What to work on — Where a line in the listing below contains the word "username", copy that line.
-------- Data supplied
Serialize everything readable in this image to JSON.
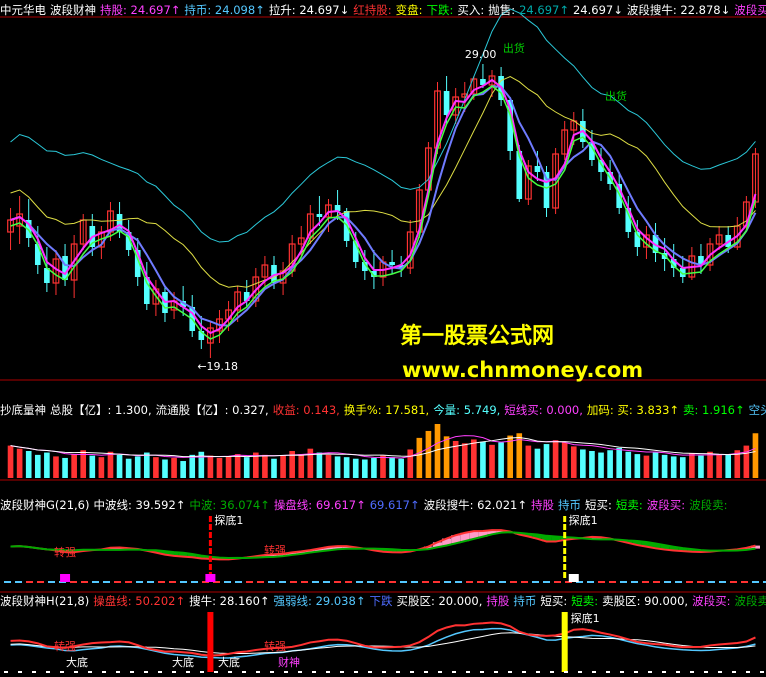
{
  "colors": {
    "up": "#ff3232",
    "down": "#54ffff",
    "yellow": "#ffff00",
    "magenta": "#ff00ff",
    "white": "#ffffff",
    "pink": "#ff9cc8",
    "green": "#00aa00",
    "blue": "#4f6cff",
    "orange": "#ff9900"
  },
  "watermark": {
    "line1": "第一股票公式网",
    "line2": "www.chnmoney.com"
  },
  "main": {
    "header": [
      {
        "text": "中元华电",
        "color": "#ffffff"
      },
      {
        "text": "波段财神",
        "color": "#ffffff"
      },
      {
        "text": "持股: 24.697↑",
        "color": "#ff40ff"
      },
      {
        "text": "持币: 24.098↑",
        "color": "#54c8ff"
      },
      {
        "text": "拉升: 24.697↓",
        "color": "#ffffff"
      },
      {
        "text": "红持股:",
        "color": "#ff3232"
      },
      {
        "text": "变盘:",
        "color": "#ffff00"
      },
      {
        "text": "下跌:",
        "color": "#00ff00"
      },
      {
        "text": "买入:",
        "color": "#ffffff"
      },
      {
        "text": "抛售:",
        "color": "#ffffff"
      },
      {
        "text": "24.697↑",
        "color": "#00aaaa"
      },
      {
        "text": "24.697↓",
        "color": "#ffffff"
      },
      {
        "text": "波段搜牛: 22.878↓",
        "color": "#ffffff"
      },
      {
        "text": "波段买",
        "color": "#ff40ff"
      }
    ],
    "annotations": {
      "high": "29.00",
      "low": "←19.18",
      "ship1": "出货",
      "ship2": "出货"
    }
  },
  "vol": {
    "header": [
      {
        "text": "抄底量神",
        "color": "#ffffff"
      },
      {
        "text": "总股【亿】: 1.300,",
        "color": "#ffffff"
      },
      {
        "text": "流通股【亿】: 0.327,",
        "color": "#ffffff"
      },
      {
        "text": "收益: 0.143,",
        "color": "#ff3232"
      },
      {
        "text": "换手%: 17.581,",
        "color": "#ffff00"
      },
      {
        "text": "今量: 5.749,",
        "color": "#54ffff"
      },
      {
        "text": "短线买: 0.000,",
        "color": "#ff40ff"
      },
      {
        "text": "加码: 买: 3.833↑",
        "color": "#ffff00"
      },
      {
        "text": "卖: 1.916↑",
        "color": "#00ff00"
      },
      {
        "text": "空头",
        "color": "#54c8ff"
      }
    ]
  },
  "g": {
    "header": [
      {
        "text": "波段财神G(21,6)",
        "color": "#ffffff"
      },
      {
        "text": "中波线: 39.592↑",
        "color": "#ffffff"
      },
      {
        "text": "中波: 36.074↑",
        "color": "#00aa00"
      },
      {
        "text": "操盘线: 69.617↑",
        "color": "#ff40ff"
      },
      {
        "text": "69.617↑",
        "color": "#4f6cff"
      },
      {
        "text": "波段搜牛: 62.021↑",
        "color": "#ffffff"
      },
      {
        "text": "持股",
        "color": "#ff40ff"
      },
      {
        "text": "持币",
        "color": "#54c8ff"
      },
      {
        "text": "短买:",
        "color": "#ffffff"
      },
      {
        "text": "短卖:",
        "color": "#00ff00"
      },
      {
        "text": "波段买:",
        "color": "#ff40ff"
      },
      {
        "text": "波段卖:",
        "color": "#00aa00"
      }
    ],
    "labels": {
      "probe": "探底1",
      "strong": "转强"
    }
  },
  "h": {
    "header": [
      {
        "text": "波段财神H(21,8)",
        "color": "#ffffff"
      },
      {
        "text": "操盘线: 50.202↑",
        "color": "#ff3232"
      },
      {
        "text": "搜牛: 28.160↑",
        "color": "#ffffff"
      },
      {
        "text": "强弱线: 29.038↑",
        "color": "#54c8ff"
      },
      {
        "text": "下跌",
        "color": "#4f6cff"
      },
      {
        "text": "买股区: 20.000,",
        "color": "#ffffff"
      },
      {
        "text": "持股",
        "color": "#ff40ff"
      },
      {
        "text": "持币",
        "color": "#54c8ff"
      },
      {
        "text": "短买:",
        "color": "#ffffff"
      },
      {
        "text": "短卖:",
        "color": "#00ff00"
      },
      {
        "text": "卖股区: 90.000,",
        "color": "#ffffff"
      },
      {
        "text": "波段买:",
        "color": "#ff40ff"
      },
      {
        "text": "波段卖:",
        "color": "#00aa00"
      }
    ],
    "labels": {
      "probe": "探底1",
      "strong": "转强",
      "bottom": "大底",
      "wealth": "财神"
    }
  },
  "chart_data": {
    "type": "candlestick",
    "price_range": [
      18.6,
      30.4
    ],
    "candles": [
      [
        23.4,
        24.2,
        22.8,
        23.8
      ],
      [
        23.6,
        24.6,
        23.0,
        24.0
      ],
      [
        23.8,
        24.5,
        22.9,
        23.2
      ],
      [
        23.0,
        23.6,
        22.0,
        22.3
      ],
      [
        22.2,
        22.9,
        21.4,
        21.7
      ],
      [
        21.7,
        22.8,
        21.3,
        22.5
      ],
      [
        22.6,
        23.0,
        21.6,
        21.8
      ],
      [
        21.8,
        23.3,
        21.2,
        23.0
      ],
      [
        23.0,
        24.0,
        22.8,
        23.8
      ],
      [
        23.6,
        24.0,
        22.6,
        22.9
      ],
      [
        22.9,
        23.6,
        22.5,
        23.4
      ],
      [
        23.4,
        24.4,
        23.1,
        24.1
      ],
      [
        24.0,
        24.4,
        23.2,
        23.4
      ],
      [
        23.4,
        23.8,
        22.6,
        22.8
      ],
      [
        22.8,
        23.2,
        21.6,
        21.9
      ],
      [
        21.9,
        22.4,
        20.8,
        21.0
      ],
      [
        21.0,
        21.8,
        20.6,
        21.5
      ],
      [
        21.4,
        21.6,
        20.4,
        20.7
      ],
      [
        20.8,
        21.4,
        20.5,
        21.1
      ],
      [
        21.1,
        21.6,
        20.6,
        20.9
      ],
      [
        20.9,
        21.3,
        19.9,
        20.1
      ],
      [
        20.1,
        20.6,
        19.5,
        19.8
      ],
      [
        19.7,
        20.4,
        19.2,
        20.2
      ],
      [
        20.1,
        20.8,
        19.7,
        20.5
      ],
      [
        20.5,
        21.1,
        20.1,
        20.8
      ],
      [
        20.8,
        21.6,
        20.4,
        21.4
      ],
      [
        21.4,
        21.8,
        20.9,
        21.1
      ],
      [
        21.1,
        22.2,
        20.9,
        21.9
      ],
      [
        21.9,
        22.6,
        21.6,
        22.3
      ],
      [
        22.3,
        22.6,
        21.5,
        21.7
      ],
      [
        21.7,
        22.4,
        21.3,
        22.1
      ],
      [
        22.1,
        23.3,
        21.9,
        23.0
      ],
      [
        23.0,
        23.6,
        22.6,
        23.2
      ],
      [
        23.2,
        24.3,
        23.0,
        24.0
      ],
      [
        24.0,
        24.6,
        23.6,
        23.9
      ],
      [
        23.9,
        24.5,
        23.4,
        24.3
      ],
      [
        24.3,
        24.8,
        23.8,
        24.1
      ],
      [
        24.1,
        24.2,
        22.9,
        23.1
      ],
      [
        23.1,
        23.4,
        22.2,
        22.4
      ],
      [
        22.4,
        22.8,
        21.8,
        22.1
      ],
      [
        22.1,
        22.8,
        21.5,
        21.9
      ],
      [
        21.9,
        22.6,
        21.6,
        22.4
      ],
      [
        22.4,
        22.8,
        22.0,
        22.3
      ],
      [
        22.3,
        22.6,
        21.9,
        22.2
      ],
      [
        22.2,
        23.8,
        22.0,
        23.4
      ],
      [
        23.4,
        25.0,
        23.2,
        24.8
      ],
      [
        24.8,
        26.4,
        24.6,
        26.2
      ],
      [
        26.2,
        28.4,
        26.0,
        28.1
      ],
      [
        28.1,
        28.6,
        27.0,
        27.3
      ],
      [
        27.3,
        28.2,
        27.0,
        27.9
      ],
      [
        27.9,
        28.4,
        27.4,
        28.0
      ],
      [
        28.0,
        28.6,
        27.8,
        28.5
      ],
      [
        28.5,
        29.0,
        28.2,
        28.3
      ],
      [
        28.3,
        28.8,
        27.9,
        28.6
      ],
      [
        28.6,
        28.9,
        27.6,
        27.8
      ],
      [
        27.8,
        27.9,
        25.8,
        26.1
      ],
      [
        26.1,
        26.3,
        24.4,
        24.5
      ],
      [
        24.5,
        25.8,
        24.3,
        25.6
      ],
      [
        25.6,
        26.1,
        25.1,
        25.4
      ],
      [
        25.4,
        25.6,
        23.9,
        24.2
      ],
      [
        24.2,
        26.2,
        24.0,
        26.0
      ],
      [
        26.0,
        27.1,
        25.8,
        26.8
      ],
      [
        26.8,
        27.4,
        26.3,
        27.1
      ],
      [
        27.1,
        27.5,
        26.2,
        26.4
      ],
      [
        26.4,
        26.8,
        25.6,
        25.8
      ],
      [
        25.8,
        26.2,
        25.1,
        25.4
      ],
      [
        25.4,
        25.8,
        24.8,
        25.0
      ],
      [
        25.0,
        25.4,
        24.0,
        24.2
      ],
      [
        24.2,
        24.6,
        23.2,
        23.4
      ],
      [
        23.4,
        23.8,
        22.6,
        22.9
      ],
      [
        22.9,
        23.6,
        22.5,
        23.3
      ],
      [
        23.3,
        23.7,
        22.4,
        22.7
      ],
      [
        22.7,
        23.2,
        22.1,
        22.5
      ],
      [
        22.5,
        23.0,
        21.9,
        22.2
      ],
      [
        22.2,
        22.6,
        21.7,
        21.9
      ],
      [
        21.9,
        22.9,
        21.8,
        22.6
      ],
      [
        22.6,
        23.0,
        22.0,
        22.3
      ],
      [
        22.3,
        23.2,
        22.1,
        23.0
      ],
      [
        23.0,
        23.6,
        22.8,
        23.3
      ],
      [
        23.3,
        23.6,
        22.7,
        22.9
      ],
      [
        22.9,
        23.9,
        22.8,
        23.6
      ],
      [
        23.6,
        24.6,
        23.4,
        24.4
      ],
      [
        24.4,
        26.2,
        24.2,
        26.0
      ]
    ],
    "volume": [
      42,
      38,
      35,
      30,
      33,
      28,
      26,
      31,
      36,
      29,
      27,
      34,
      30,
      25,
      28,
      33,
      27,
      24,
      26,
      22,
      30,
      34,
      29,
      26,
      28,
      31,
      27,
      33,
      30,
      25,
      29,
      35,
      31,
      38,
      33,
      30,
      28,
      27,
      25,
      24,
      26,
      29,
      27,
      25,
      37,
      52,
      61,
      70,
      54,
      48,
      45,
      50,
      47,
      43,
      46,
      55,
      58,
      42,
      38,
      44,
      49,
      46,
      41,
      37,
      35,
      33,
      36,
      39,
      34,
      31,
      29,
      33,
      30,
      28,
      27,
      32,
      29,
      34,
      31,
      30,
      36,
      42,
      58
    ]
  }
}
----------------
-------- Data supplied
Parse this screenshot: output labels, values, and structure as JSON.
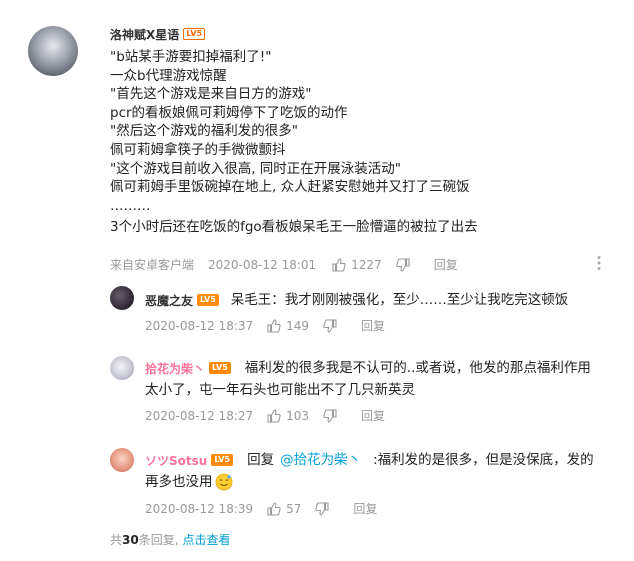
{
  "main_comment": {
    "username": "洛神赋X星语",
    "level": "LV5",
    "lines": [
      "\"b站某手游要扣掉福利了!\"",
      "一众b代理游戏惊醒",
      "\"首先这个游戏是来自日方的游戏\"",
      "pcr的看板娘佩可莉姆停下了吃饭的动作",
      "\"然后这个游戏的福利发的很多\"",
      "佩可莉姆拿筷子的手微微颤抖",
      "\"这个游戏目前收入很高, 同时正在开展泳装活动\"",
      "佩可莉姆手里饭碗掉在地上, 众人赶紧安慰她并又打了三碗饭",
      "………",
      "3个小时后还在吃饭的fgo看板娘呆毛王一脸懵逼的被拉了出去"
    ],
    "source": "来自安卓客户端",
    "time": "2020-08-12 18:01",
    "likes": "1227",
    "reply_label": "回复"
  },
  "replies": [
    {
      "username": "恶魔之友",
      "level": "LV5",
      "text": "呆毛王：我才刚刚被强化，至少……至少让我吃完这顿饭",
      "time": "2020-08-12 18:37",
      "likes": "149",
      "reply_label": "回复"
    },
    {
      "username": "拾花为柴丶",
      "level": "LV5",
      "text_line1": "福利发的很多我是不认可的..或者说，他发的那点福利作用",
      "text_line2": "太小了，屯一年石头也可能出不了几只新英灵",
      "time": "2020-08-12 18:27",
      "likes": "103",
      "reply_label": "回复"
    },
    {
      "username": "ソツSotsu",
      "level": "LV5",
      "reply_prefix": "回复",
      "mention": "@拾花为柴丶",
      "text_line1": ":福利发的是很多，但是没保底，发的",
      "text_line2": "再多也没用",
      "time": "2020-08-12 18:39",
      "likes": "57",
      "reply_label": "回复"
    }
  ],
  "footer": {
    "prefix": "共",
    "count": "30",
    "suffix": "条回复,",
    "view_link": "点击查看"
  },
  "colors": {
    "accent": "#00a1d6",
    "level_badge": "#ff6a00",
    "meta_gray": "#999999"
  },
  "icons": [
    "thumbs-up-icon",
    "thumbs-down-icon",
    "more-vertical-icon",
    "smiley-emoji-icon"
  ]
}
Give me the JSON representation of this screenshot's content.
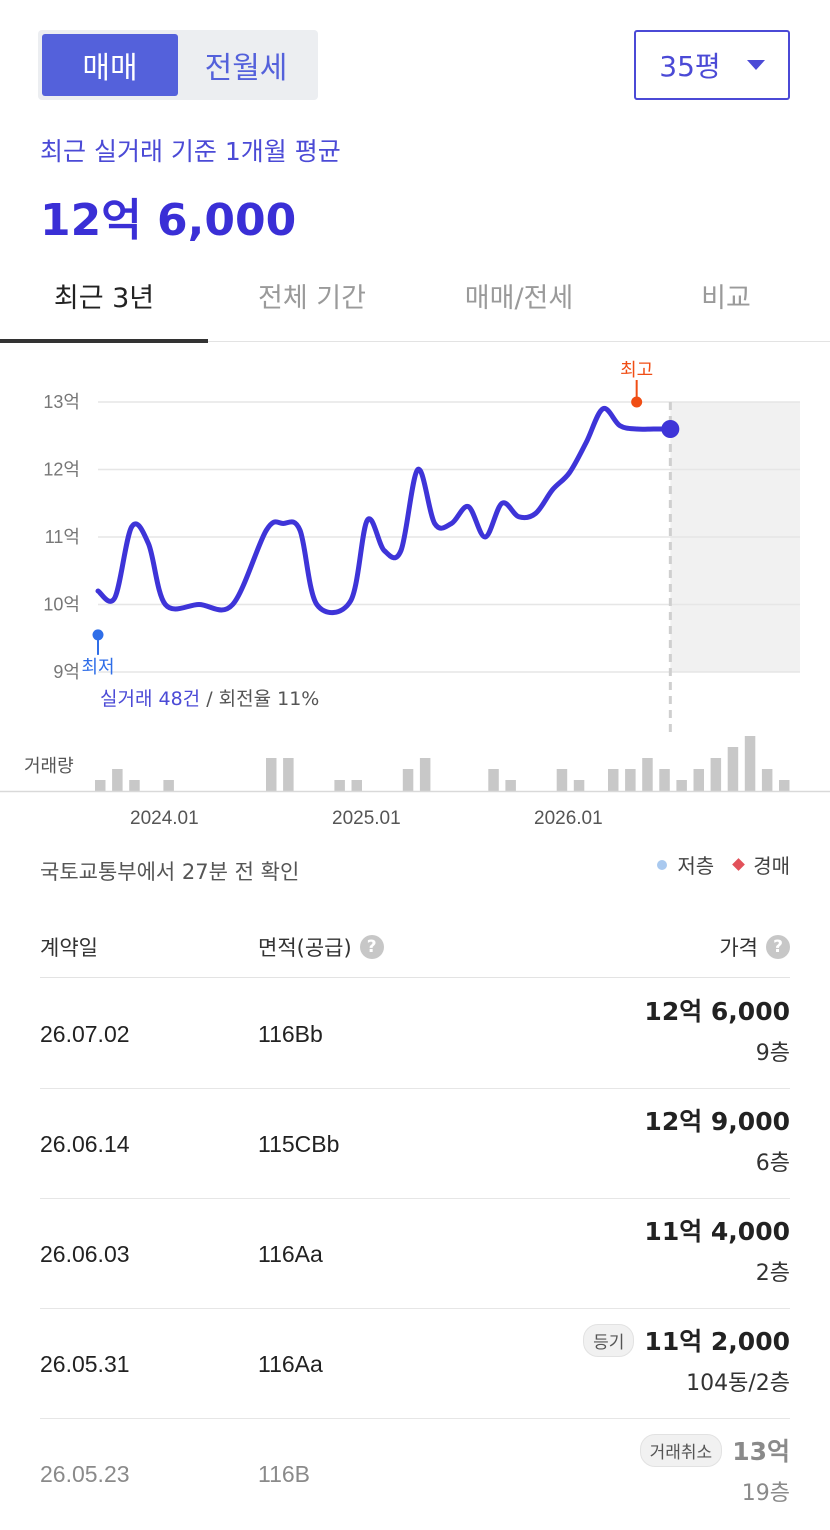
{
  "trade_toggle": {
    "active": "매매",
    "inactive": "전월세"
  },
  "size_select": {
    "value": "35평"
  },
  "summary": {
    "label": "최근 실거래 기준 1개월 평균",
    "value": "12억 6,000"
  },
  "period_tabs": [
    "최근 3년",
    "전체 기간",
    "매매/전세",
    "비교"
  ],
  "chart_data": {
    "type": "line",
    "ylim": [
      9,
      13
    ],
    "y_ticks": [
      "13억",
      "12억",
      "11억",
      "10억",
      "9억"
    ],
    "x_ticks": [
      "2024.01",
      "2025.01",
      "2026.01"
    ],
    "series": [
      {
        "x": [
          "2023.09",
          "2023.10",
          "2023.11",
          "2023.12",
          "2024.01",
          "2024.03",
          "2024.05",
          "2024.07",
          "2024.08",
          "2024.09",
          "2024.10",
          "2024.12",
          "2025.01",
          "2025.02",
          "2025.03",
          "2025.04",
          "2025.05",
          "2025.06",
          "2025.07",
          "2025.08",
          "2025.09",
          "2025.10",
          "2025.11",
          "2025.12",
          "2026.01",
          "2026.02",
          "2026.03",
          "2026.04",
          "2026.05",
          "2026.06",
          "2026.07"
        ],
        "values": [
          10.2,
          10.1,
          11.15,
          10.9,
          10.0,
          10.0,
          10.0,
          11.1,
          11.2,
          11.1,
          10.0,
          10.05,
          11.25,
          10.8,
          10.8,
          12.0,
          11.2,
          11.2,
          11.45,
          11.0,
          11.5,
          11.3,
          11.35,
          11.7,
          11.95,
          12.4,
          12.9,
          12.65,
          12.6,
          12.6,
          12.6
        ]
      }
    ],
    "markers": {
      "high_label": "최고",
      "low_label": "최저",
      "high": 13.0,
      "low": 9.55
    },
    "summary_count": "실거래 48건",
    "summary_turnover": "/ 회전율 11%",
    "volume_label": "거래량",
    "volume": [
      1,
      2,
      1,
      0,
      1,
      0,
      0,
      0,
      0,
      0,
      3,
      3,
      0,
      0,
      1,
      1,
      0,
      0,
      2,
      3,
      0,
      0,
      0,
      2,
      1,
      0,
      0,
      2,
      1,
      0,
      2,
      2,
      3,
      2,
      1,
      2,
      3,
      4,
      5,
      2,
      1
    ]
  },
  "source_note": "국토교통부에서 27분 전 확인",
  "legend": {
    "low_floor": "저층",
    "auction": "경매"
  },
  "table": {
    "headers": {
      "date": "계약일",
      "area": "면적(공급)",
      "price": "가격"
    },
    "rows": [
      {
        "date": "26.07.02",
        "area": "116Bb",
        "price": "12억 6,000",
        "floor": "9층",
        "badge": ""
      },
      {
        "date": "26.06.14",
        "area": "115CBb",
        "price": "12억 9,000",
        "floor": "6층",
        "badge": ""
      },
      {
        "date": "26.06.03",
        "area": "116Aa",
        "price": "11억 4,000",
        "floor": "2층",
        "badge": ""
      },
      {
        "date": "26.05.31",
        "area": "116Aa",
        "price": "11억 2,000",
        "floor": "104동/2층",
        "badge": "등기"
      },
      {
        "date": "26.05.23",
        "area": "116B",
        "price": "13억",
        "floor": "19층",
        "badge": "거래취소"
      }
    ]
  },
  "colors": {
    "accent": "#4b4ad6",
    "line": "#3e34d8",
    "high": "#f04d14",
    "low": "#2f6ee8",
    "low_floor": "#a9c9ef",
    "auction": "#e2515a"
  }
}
----------------
-------- Data supplied
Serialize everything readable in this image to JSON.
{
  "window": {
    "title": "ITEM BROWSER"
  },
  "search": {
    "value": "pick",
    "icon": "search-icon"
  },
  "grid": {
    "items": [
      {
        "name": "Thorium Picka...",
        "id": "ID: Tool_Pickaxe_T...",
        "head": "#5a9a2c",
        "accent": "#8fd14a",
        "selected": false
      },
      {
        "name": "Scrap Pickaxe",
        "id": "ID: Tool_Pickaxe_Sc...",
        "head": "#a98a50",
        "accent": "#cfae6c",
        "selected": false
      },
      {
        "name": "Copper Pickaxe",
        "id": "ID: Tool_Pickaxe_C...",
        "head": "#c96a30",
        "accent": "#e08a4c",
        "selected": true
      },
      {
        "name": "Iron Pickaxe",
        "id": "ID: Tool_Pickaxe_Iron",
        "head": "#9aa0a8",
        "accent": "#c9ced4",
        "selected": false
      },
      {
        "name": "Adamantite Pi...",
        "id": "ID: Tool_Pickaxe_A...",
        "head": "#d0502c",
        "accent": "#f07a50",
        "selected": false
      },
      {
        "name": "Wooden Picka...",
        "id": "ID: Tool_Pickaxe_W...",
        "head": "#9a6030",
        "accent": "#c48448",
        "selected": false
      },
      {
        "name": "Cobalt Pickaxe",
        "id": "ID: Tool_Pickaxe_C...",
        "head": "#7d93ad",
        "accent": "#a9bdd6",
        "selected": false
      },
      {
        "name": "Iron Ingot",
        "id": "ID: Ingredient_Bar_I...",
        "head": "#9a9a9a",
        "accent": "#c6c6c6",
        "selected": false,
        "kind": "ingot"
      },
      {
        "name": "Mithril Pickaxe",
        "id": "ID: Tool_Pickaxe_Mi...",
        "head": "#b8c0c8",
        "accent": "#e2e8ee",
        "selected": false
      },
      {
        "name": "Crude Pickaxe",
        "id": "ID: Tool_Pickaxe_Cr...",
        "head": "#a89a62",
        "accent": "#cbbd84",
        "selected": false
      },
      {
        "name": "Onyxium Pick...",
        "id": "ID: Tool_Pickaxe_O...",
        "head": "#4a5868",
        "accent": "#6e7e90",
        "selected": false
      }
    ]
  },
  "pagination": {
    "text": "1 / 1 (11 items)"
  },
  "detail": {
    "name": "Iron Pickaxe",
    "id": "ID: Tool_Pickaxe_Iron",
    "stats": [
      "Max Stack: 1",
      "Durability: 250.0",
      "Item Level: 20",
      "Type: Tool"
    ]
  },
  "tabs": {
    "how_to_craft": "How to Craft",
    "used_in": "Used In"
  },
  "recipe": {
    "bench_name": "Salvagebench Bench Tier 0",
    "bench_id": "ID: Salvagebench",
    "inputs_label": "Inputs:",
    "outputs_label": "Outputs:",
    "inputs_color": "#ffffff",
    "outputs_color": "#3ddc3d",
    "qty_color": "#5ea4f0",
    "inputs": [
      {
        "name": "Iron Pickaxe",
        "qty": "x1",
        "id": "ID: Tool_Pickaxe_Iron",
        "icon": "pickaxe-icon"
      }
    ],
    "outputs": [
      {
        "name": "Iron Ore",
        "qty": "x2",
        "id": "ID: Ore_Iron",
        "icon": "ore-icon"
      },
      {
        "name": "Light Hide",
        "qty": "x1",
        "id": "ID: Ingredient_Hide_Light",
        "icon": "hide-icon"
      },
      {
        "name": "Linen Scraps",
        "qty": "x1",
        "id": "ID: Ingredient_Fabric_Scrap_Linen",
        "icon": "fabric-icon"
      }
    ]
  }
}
----------------
Output for this exercise —
    "username": "洛神赋X星语",
      "username": "恶魔之友",
      "username": "拾花为柴丶",
      "username": "ソツSotsu",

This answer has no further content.